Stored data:
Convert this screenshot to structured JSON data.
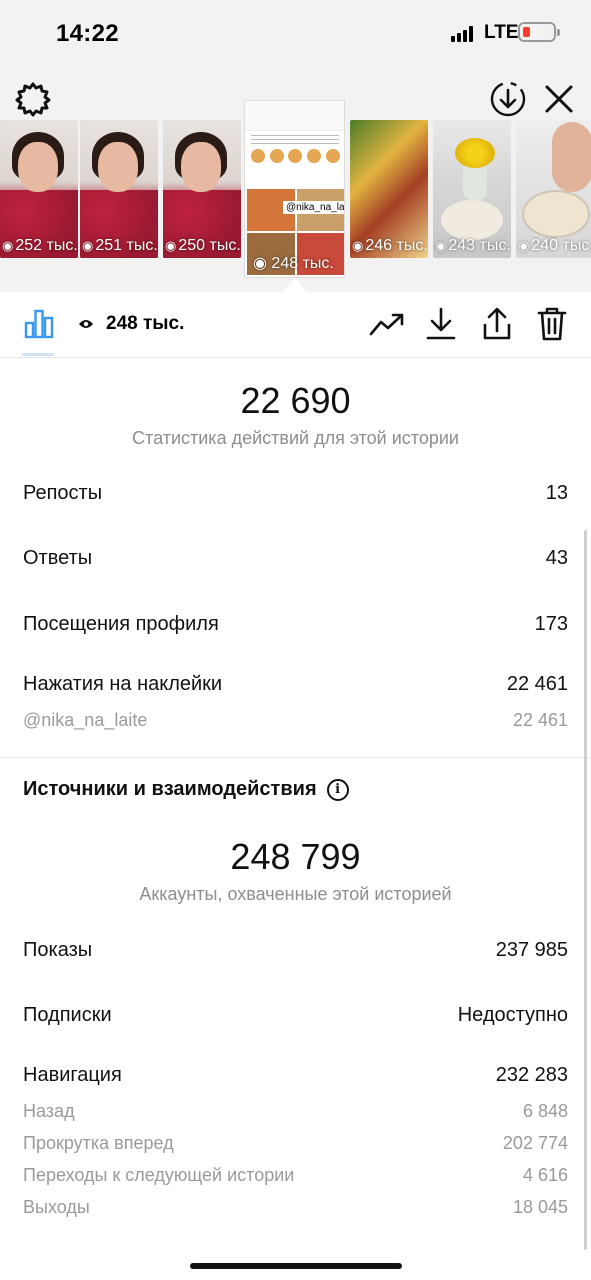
{
  "status_bar": {
    "time": "14:22",
    "network": "LTE"
  },
  "thumbnails": [
    {
      "views": "252 тыс."
    },
    {
      "views": "251 тыс."
    },
    {
      "views": "250 тыс."
    },
    {
      "views": "248 тыс.",
      "tag": "@nika_na_laite",
      "selected": true
    },
    {
      "views": "246 тыс."
    },
    {
      "views": "243 тыс."
    },
    {
      "views": "240 тыс."
    }
  ],
  "toolbar": {
    "views": "248 тыс."
  },
  "interactions": {
    "total": "22 690",
    "caption": "Статистика действий для этой истории",
    "rows": [
      {
        "label": "Репосты",
        "value": "13"
      },
      {
        "label": "Ответы",
        "value": "43"
      },
      {
        "label": "Посещения профиля",
        "value": "173"
      },
      {
        "label": "Нажатия на наклейки",
        "value": "22 461"
      }
    ],
    "sticker_row": {
      "label": "@nika_na_laite",
      "value": "22 461"
    }
  },
  "discovery": {
    "title": "Источники и взаимодействия",
    "info_icon": "info-icon",
    "total": "248 799",
    "caption": "Аккаунты, охваченные этой историей",
    "rows": [
      {
        "label": "Показы",
        "value": "237 985"
      },
      {
        "label": "Подписки",
        "value": "Недоступно"
      },
      {
        "label": "Навигация",
        "value": "232 283"
      }
    ],
    "navigation": [
      {
        "label": "Назад",
        "value": "6 848"
      },
      {
        "label": "Прокрутка вперед",
        "value": "202 774"
      },
      {
        "label": "Переходы к следующей истории",
        "value": "4 616"
      },
      {
        "label": "Выходы",
        "value": "18 045"
      }
    ]
  },
  "colors": {
    "battery_low": "#ff3b30",
    "muted_text": "#8e8e8e",
    "accent_tab": "#3897f0"
  }
}
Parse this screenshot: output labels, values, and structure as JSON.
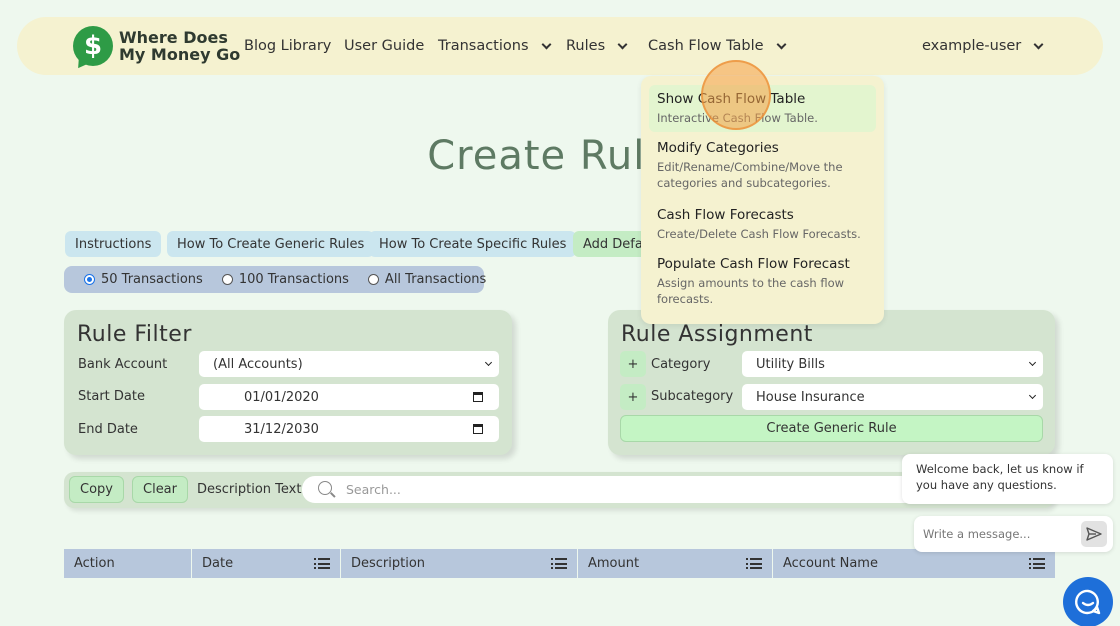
{
  "brand": {
    "name_line1": "Where Does",
    "name_line2": "My Money Go",
    "logo_symbol": "$"
  },
  "nav": {
    "blog": "Blog Library",
    "guide": "User Guide",
    "transactions": "Transactions",
    "rules": "Rules",
    "cashflow": "Cash Flow Table",
    "user": "example-user"
  },
  "dropdown": {
    "items": [
      {
        "title": "Show Cash Flow Table",
        "desc": "Interactive Cash Flow Table."
      },
      {
        "title": "Modify Categories",
        "desc": "Edit/Rename/Combine/Move the categories and subcategories."
      },
      {
        "title": "Cash Flow Forecasts",
        "desc": "Create/Delete Cash Flow Forecasts."
      },
      {
        "title": "Populate Cash Flow Forecast",
        "desc": "Assign amounts to the cash flow forecasts."
      }
    ]
  },
  "page_title": "Create Rules",
  "help_buttons": {
    "instructions": "Instructions",
    "generic": "How To Create Generic Rules",
    "specific": "How To Create Specific Rules",
    "defaults": "Add Default Rules"
  },
  "transaction_count": {
    "options": [
      "50 Transactions",
      "100 Transactions",
      "All Transactions"
    ],
    "selected": "50 Transactions"
  },
  "rule_filter": {
    "title": "Rule Filter",
    "bank_label": "Bank Account",
    "bank_value": "(All Accounts)",
    "start_label": "Start Date",
    "start_value": "01/01/2020",
    "end_label": "End Date",
    "end_value": "31/12/2030"
  },
  "rule_assignment": {
    "title": "Rule Assignment",
    "plus": "+",
    "category_label": "Category",
    "category_value": "Utility Bills",
    "subcategory_label": "Subcategory",
    "subcategory_value": "House Insurance",
    "create_button": "Create Generic Rule"
  },
  "search_bar": {
    "copy": "Copy",
    "clear": "Clear",
    "label": "Description Text",
    "placeholder": "Search..."
  },
  "table": {
    "columns": [
      "Action",
      "Date",
      "Description",
      "Amount",
      "Account Name"
    ]
  },
  "chat": {
    "greeting": "Welcome back, let us know if you have any questions.",
    "placeholder": "Write a message..."
  },
  "colors": {
    "accent_green": "#2e9b46",
    "chat_blue": "#1e6fd9",
    "nav_bg": "#f5f2d0"
  }
}
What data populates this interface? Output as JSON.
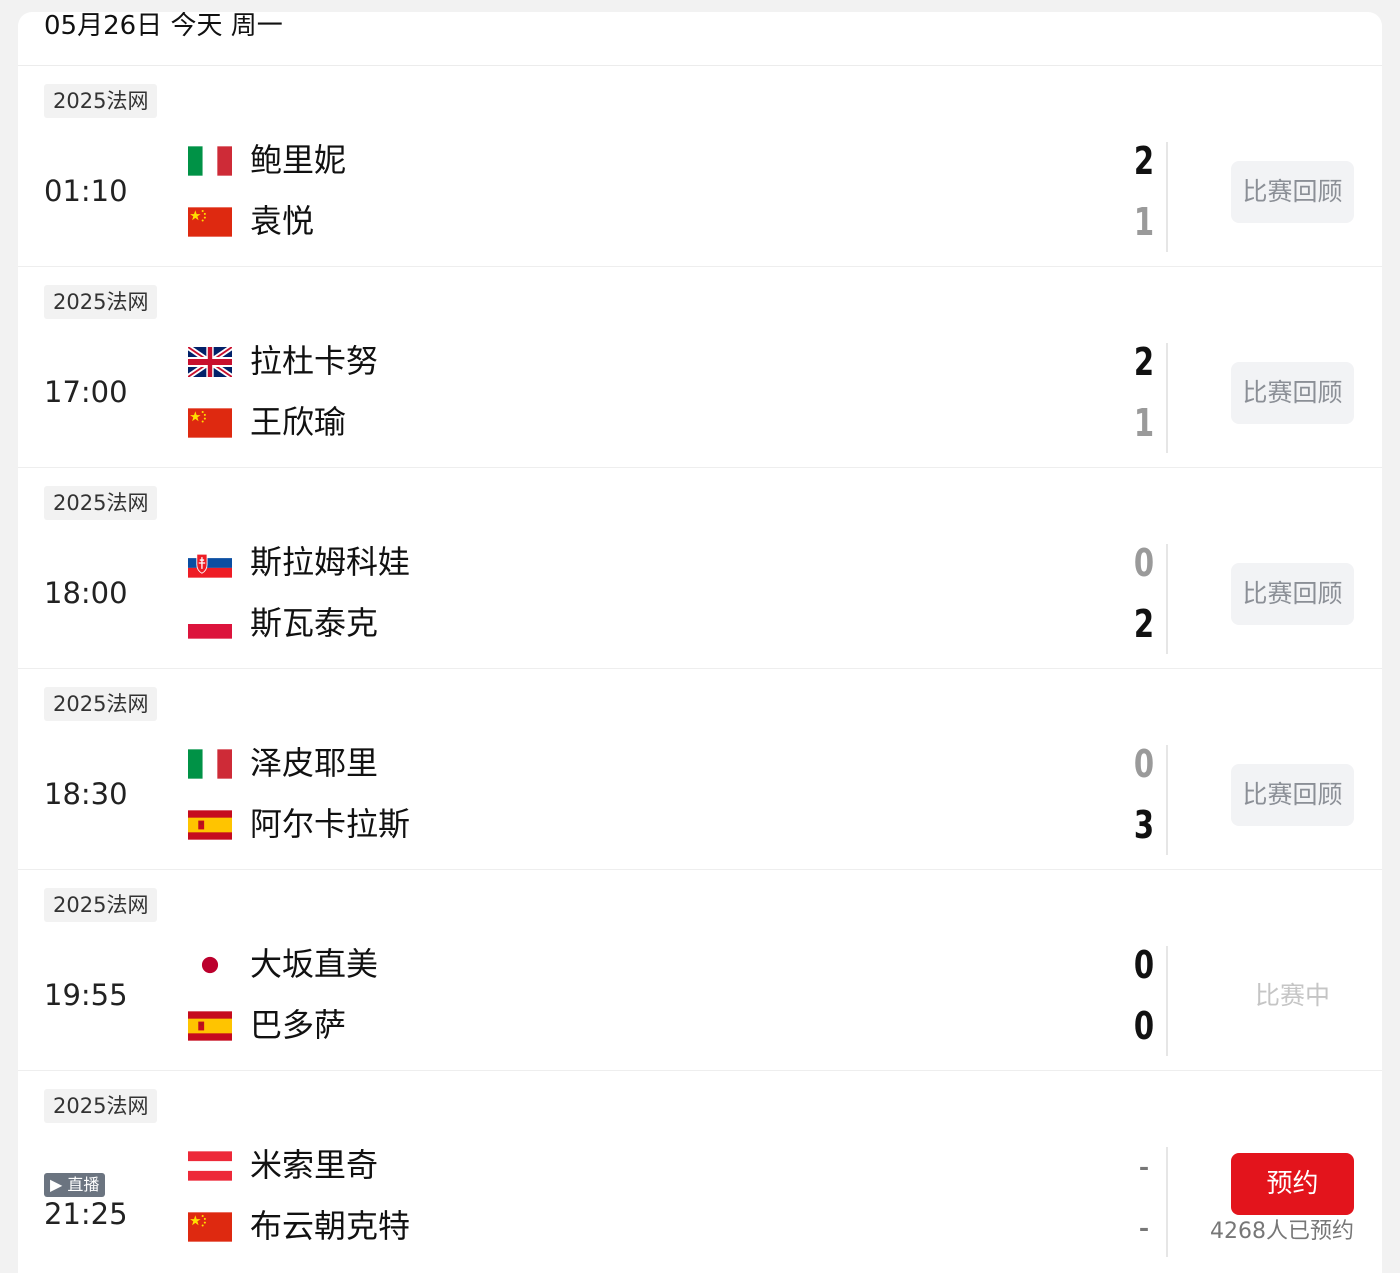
{
  "header": {
    "date": "05月26日",
    "today": "今天",
    "weekday": "周一"
  },
  "actions": {
    "replay_label": "比赛回顾",
    "inplay_label": "比赛中",
    "reserve_label": "预约",
    "live_label": "▶ 直播"
  },
  "matches": [
    {
      "tournament": "2025法网",
      "time": "01:10",
      "p1": {
        "name": "鲍里妮",
        "flag": "italy-flag",
        "score": "2"
      },
      "p2": {
        "name": "袁悦",
        "flag": "china-flag",
        "score": "1"
      },
      "status": "finished"
    },
    {
      "tournament": "2025法网",
      "time": "17:00",
      "p1": {
        "name": "拉杜卡努",
        "flag": "uk-flag",
        "score": "2"
      },
      "p2": {
        "name": "王欣瑜",
        "flag": "china-flag",
        "score": "1"
      },
      "status": "finished"
    },
    {
      "tournament": "2025法网",
      "time": "18:00",
      "p1": {
        "name": "斯拉姆科娃",
        "flag": "slovakia-flag",
        "score": "0"
      },
      "p2": {
        "name": "斯瓦泰克",
        "flag": "poland-flag",
        "score": "2"
      },
      "status": "finished"
    },
    {
      "tournament": "2025法网",
      "time": "18:30",
      "p1": {
        "name": "泽皮耶里",
        "flag": "italy-flag",
        "score": "0"
      },
      "p2": {
        "name": "阿尔卡拉斯",
        "flag": "spain-flag",
        "score": "3"
      },
      "status": "finished"
    },
    {
      "tournament": "2025法网",
      "time": "19:55",
      "p1": {
        "name": "大坂直美",
        "flag": "japan-flag",
        "score": "0"
      },
      "p2": {
        "name": "巴多萨",
        "flag": "spain-flag",
        "score": "0"
      },
      "status": "in-play"
    },
    {
      "tournament": "2025法网",
      "time": "21:25",
      "p1": {
        "name": "米索里奇",
        "flag": "austria-flag",
        "score": "-"
      },
      "p2": {
        "name": "布云朝克特",
        "flag": "china-flag",
        "score": "-"
      },
      "status": "upcoming",
      "live": true,
      "reserve_count": "4268人已预约"
    }
  ]
}
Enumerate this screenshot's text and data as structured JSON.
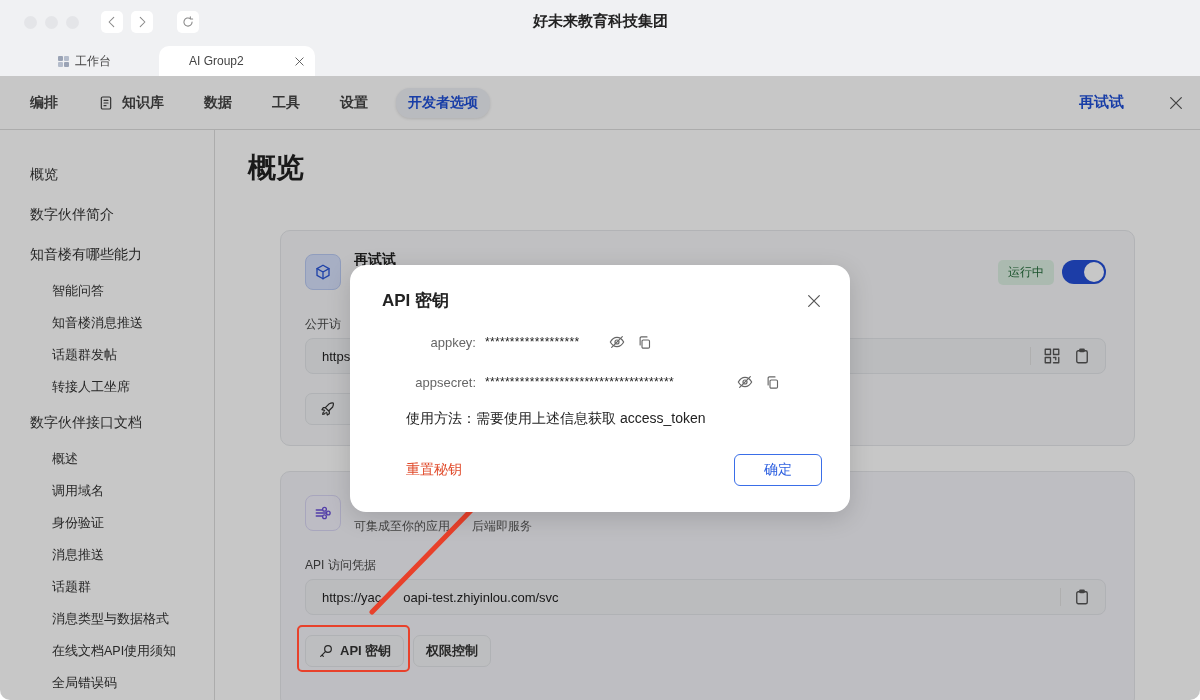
{
  "window": {
    "title": "好未来教育科技集团"
  },
  "browser_tabs": [
    {
      "label": "工作台",
      "selected": false
    },
    {
      "label": "AI Group2",
      "selected": true
    }
  ],
  "nav": {
    "items": [
      {
        "label": "编排",
        "kind": "plain",
        "selected": false
      },
      {
        "label": "知识库",
        "kind": "icon",
        "selected": false
      },
      {
        "label": "数据",
        "kind": "plain",
        "selected": false
      },
      {
        "label": "工具",
        "kind": "plain",
        "selected": false
      },
      {
        "label": "设置",
        "kind": "plain",
        "selected": false
      },
      {
        "label": "开发者选项",
        "kind": "plain",
        "selected": true
      }
    ],
    "retry_link": "再试试"
  },
  "sidebar": {
    "items": [
      {
        "label": "概览"
      },
      {
        "label": "数字伙伴简介"
      },
      {
        "label": "知音楼有哪些能力",
        "children": [
          {
            "label": "智能问答"
          },
          {
            "label": "知音楼消息推送"
          },
          {
            "label": "话题群发帖"
          },
          {
            "label": "转接人工坐席"
          }
        ]
      },
      {
        "label": "数字伙伴接口文档",
        "children": [
          {
            "label": "概述"
          },
          {
            "label": "调用域名"
          },
          {
            "label": "身份验证"
          },
          {
            "label": "消息推送"
          },
          {
            "label": "话题群"
          },
          {
            "label": "消息类型与数据格式"
          },
          {
            "label": "在线文档API使用须知"
          },
          {
            "label": "全局错误码"
          }
        ]
      }
    ]
  },
  "page_title": "概览",
  "cards": [
    {
      "kind": "web",
      "title": "再试试",
      "status": "运行中",
      "on": true,
      "field_label": "公开访",
      "field_value_parts": [
        "https"
      ],
      "buttons": [
        {
          "kind": "icon_only"
        }
      ]
    },
    {
      "kind": "api",
      "description_parts": [
        "可集成至你的应用",
        "后端即服务"
      ],
      "field_label": "API 访问凭据",
      "field_value_parts": [
        "https://yac",
        "oapi-test.zhiyinlou.com/svc"
      ],
      "buttons": [
        {
          "kind": "icon",
          "label": "API 密钥"
        },
        {
          "kind": "plain",
          "label": "权限控制"
        }
      ]
    }
  ],
  "dialog": {
    "title": "API 密钥",
    "fields": [
      {
        "label": "appkey:",
        "value": "*******************"
      },
      {
        "label": "appsecret:",
        "value": "**************************************"
      }
    ],
    "usage": "使用方法：需要使用上述信息获取 access_token",
    "reset_link": "重置秘钥",
    "confirm": "确定"
  }
}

** What to work on **
Find how many lines hold the string "истории", and state that number alone.

** Right answer **
2